— QUOTED PASSAGE —
* * *
University of Nottingham (c)2005
back to list of analyses

Tuesday, June 8th, 2004

The 72nd UK Business Barometer Survey asked for views on EU enlargement, the quality of the postal service, credit as it affects sales and orders, recruitment and staff retention and the extension of the Telephone Preference Service.

Click here to download this document in Word.

  • About the respondents

    163 respondents were drawn with the following population characteristics:

    Production & Manufacturing Distribution Services Total
    28.2% 8.0% 63.8% 100.0%

    Turnover (£)
    < 1 M 1M-3M >3M Total
    70.6% 17.8% 11.7% 100.0%

    Number of Full-time Employees
    1-10 11-20 21-50 51-100 100+ Grand Total
    60.1% 28.2% 4.9% 3.1% 3.7% 100.0%

  • Survey Findings

  • Since 10 new countries were admitted to membership of the EU on May 1st 2004, we asked questions around the theme of the impact on the businesses of our panellists.

  • The opinion of Business Advisers on how the level of competition for their clients might be affected was also sought in the parallel survey, the UK Business Advisers Survey (UKBAB). Less than 5% of Business Barometer panellists, and a smaller percentage of Advisers thought it would highly affect businesses. A total of 66% of UKBB and 64% of BAB respondents thought it would not have any effect, or would affect them very slightly.

  • 21% of BB respondents believe that the EU enlargement will provide opportunities for new markets to a high or reasonably high extent, while 13% think that opportunities for sources of supply will increase.

  • Recently there has been some strong reaction through the media, to poor performance records by the Royal Mail in terms of timeliness of deliveries achieved and post lost en route. The debate provided the opportunity to include questions on the topic in this month's survey. Firstly, well over half of both Business and Advisers agree that quality has suffered in the last year, with 64% of Businesses and 70% of Advisers saying that it has worsened or worsened significantly.

  • Secondly, 36% of Businesses and 40% of Advisers say that the incidence of undelivered and lost mail to their businesses has increased over the last year, although 34% of both say this was unchanged and 28% of Business and 23% of Advisers say that they have not experienced undelivered or lost mail to date.

  • On May 6th 2004 the Bank of England announced the third interest rate rise since November 2003. It was also announced recently that credit card debt in the UK is at its highest ever level. Although this has helped to sustain consumer spending in the recent past, the burden of debt repayment has increased and the question this gave rise to was whether, with this combined national position of higher interest rates and higher debt levels, businesses would be likely to feel an impact on their sales.

  • Most businesses and advisers do not foresee any change in sales or orders over the next year, although 18% of businesses and 19% of Advisers, for their clients, expect a downturn, and 20% of business and 12% of Advisers, for their clients, expect an upturn.

  • Fewer respondents this year expect pay settlements to be higher than last year. The December 2002 survey question was comparing expected 2003 pay settlements with 2002 and 68% now expect settlements to be the same as last year, compared with 44% last time.

  • Excluding the 20% of respondents for whom this question is not applicable, 65% of the remainder say that staff retention is not a problem, either slightly or at all. This shows an easing of constraints compared with February 2003, when the figure was 52%. 16% still find staff retention a problem either highly or moderately highly, but this compares with 35% previously.
* * *
[Element box annotations]
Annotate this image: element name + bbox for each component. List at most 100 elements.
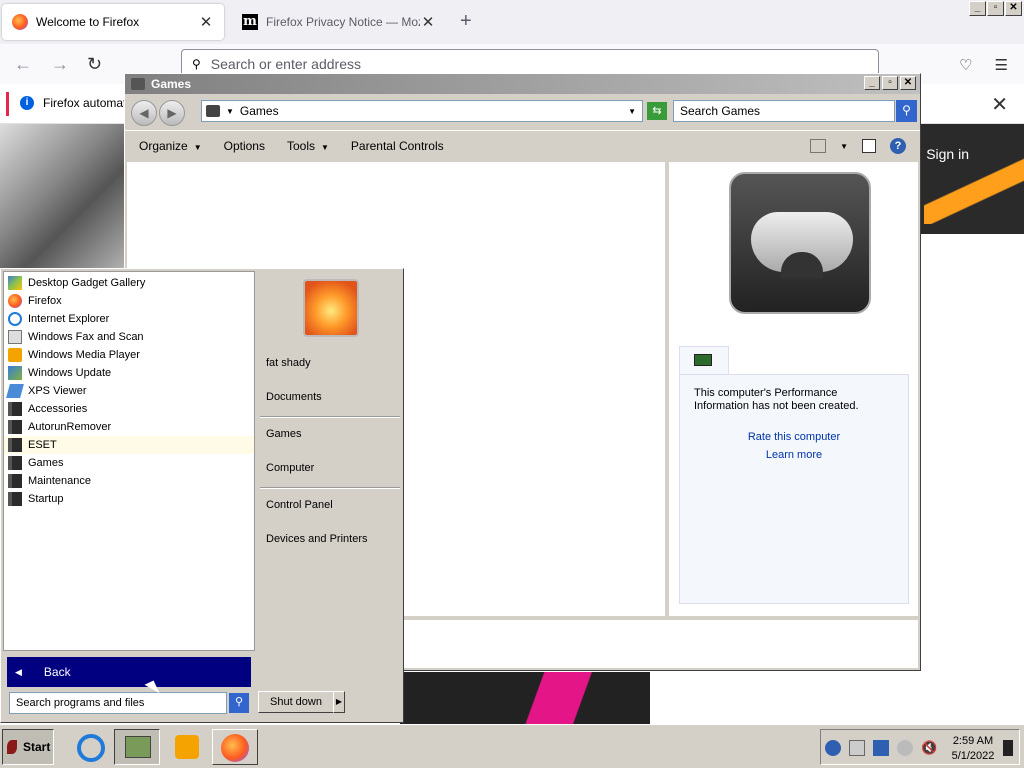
program-item[interactable]: ESET: [4, 436, 254, 454]
breadcrumb-arrow-icon[interactable]: ▼: [226, 107, 234, 116]
folder-icon: [8, 456, 22, 470]
media-player-icon: [8, 348, 22, 362]
info-icon[interactable]: [825, 740, 841, 756]
display-icon[interactable]: [897, 740, 913, 756]
program-item[interactable]: Startup: [4, 490, 254, 508]
refresh-button[interactable]: ⇆: [647, 102, 667, 120]
info-icon: i: [20, 96, 34, 110]
close-button[interactable]: ✕: [900, 76, 916, 90]
performance-tab[interactable]: [679, 346, 729, 374]
search-icon[interactable]: ⚲: [229, 693, 249, 713]
taskbar-media-player[interactable]: [162, 729, 208, 765]
hamburger-menu-icon[interactable]: ☰: [995, 56, 1008, 74]
start-button[interactable]: Start: [2, 729, 54, 765]
new-tab-button[interactable]: +: [460, 10, 472, 33]
back-button[interactable]: ◀: [131, 100, 157, 126]
close-tab-icon[interactable]: ✕: [420, 13, 436, 31]
program-item[interactable]: Windows Update: [4, 364, 254, 382]
sign-in-link[interactable]: Sign in: [926, 146, 969, 162]
taskbar-firefox[interactable]: [212, 729, 258, 765]
mozilla-favicon-icon: m: [242, 14, 258, 30]
program-item[interactable]: XPS Viewer: [4, 382, 254, 400]
program-item[interactable]: Firefox: [4, 292, 254, 310]
organize-menu[interactable]: Organize ▼: [139, 139, 202, 153]
user-name-link[interactable]: fat shady: [266, 357, 311, 369]
firefox-favicon-icon: [12, 14, 28, 30]
minimize-button[interactable]: _: [969, 1, 986, 16]
games-link[interactable]: Games: [266, 428, 301, 440]
program-item[interactable]: Internet Explorer: [4, 310, 254, 328]
close-tab-icon[interactable]: ✕: [198, 13, 214, 31]
back-button[interactable]: ◀ Back: [7, 657, 251, 687]
views-icon[interactable]: [810, 139, 827, 153]
program-item[interactable]: Windows Media Player: [4, 346, 254, 364]
views-dropdown-icon[interactable]: ▼: [840, 142, 848, 151]
program-item[interactable]: Desktop Gadget Gallery: [4, 274, 254, 292]
performance-chart-icon: [694, 354, 712, 366]
show-desktop-icon[interactable]: [1003, 740, 1013, 756]
program-item[interactable]: Games: [4, 454, 254, 472]
documents-link[interactable]: Documents: [266, 391, 322, 403]
clock[interactable]: 2:59 AM 5/1/2022: [945, 734, 1001, 764]
games-details-pane: This computer's Performance Information …: [669, 162, 918, 616]
toolbar-icons: ♡ ☰: [959, 56, 1008, 74]
taskbar-internet-explorer[interactable]: [66, 729, 112, 765]
reload-icon[interactable]: ↻: [87, 54, 102, 75]
media-player-icon: [175, 735, 199, 759]
shutdown-button[interactable]: Shut down: [258, 691, 334, 713]
program-label: ESET: [28, 439, 57, 451]
preview-pane-icon[interactable]: [862, 139, 876, 153]
back-arrow-icon[interactable]: ←: [14, 54, 32, 75]
devices-printers-link[interactable]: Devices and Printers: [266, 533, 368, 545]
shutdown-options-icon[interactable]: ▶: [333, 691, 345, 713]
firefox-icon: [221, 734, 249, 762]
program-label: Startup: [28, 493, 64, 505]
dropdown-arrow-icon: ▼: [321, 142, 329, 152]
search-games-input[interactable]: Search Games: [673, 100, 895, 122]
view-controls: ▼ ?: [810, 138, 906, 154]
gamepad-shape: [751, 212, 853, 278]
program-label: XPS Viewer: [28, 385, 87, 397]
control-panel-link[interactable]: Control Panel: [266, 499, 333, 511]
volume-muted-icon[interactable]: 🔇: [921, 740, 937, 756]
forward-arrow-icon[interactable]: →: [51, 54, 69, 75]
address-dropdown-icon[interactable]: ▼: [628, 107, 636, 116]
breadcrumb: Games: [239, 104, 279, 118]
maximize-button[interactable]: ▫: [882, 76, 898, 90]
network-icon[interactable]: [873, 740, 889, 756]
rate-computer-link[interactable]: Rate this computer: [694, 431, 894, 443]
parental-controls-menu[interactable]: Parental Controls: [351, 139, 444, 153]
notification-close-icon[interactable]: ✕: [991, 92, 1008, 117]
help-icon[interactable]: ?: [890, 138, 906, 154]
maximize-button[interactable]: ▫: [987, 1, 1004, 16]
parental-controls-label: Parental Controls: [350, 138, 444, 153]
program-item[interactable]: Windows Fax and Scan: [4, 328, 254, 346]
games-window-title: Games: [151, 77, 192, 91]
program-label: Games: [28, 457, 64, 469]
firefox-window-controls: _ ▫ ✕: [969, 1, 1022, 16]
action-center-icon[interactable]: [849, 740, 865, 756]
computer-link[interactable]: Computer: [266, 462, 314, 474]
close-button[interactable]: ✕: [1005, 1, 1022, 16]
forward-button[interactable]: ▶: [159, 100, 185, 126]
tab-welcome[interactable]: Welcome to Firefox ✕: [2, 4, 224, 40]
address-box[interactable]: ▼ Games ▼: [201, 100, 643, 122]
start-right-panel: fat shady Documents Games Computer Contr…: [256, 271, 402, 687]
folder-icon: [8, 474, 22, 488]
program-label: Internet Explorer: [28, 313, 110, 325]
learn-more-link[interactable]: Learn more: [694, 449, 894, 461]
search-icon[interactable]: ⚲: [896, 100, 917, 122]
start-label: Start: [23, 740, 51, 754]
tools-menu[interactable]: Tools ▼: [287, 139, 329, 153]
program-item[interactable]: Maintenance: [4, 472, 254, 490]
program-label: Firefox: [28, 295, 62, 307]
pocket-icon[interactable]: ♡: [959, 56, 972, 74]
program-item[interactable]: Accessories: [4, 400, 254, 418]
minimize-button[interactable]: _: [864, 76, 880, 90]
options-menu[interactable]: Options: [224, 139, 265, 153]
program-item[interactable]: AutorunRemover: [4, 418, 254, 436]
folder-icon: [8, 420, 22, 434]
tab-privacy-notice[interactable]: m Firefox Privacy Notice — Mozilla ✕: [232, 4, 446, 40]
search-programs-input[interactable]: Search programs and files: [9, 692, 227, 714]
taskbar-games[interactable]: [114, 729, 160, 765]
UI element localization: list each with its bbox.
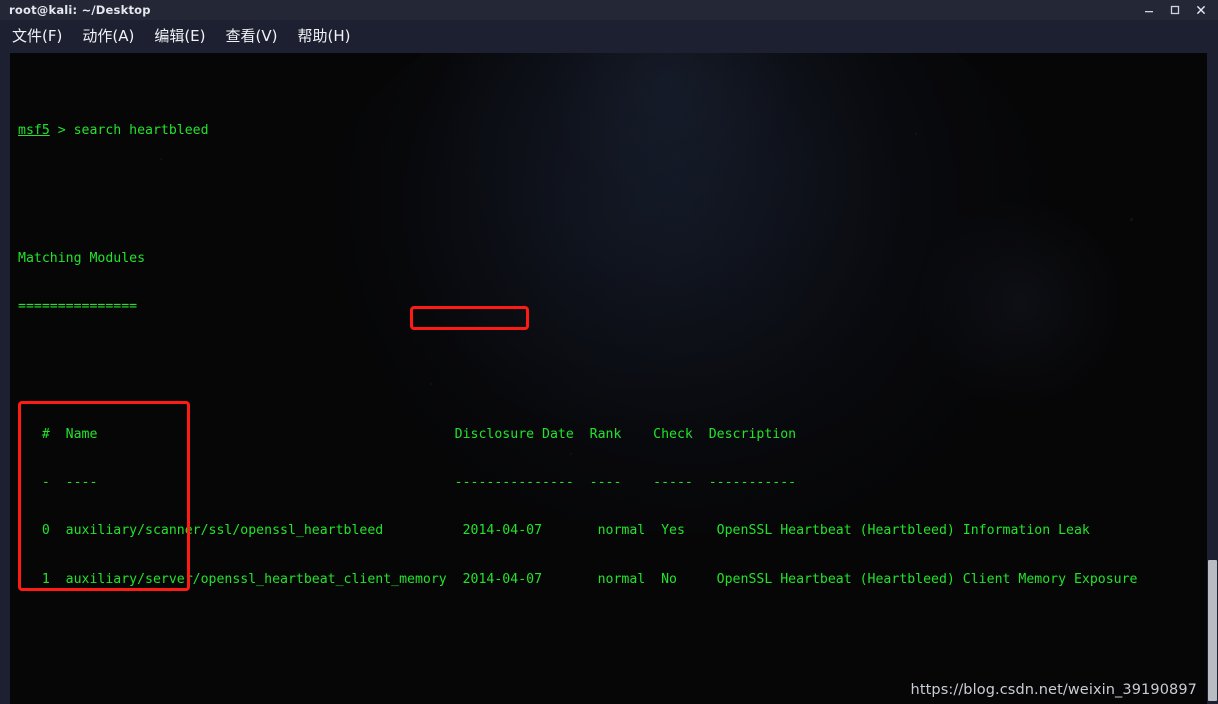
* * *
— TASKS AND EXERCISES —
• A. In the business survey summary, condense the paragraph beginning "Excluding the 20% of respondents" into a short bulleted list that keeps its key figures.
• B. Answer these questions from the business survey summary, one per line:
(i) How many respondents were drawn for the survey?
(ii) On what date did the Bank of England announce the third interest rate rise since November 2003?
(iii) What percentage of Advisers said postal service quality had worsened or worsened significantly?
The records have no connection to the business survey summary.

— THE RESULTS —
• A.
- 20% of respondents found the question not applicable and were left out.
- 65% of the remainder say staff retention is only slightly a problem or not a problem at all, compared with 52% in February 2003.
- 16% still find staff retention a high or moderately high problem, compared with 35% previously.

• B.
(i) 163
(ii) May 6th, 2004
(iii) 70%